Extracted records:
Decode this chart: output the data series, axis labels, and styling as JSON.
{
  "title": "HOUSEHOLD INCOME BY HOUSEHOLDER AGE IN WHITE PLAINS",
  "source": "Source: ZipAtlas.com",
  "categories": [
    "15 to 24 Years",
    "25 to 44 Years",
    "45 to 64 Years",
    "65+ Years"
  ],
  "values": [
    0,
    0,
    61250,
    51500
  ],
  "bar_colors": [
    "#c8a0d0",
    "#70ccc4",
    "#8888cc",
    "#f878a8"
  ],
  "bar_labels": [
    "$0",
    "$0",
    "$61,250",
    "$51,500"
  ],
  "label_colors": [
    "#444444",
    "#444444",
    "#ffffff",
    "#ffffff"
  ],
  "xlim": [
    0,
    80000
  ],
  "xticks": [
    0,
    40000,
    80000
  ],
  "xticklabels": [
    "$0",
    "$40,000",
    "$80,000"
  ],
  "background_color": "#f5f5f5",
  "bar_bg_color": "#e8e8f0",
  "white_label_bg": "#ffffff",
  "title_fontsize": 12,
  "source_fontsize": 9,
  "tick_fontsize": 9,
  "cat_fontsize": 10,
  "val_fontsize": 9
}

- _GIVEN INSTRUCTION_
Every entry must be retyped in full, exactly as given.

- _SOLUTION TO THIS TASK_
Decode this chart: output the data series, axis labels, and styling as JSON.
{
  "title": "HOUSEHOLD INCOME BY HOUSEHOLDER AGE IN WHITE PLAINS",
  "source": "Source: ZipAtlas.com",
  "categories": [
    "15 to 24 Years",
    "25 to 44 Years",
    "45 to 64 Years",
    "65+ Years"
  ],
  "values": [
    0,
    0,
    61250,
    51500
  ],
  "bar_colors": [
    "#c8a0d0",
    "#70ccc4",
    "#8888cc",
    "#f878a8"
  ],
  "bar_labels": [
    "$0",
    "$0",
    "$61,250",
    "$51,500"
  ],
  "label_colors": [
    "#444444",
    "#444444",
    "#ffffff",
    "#ffffff"
  ],
  "xlim": [
    0,
    80000
  ],
  "xticks": [
    0,
    40000,
    80000
  ],
  "xticklabels": [
    "$0",
    "$40,000",
    "$80,000"
  ],
  "background_color": "#f5f5f5",
  "bar_bg_color": "#e8e8f0",
  "white_label_bg": "#ffffff",
  "title_fontsize": 12,
  "source_fontsize": 9,
  "tick_fontsize": 9,
  "cat_fontsize": 10,
  "val_fontsize": 9
}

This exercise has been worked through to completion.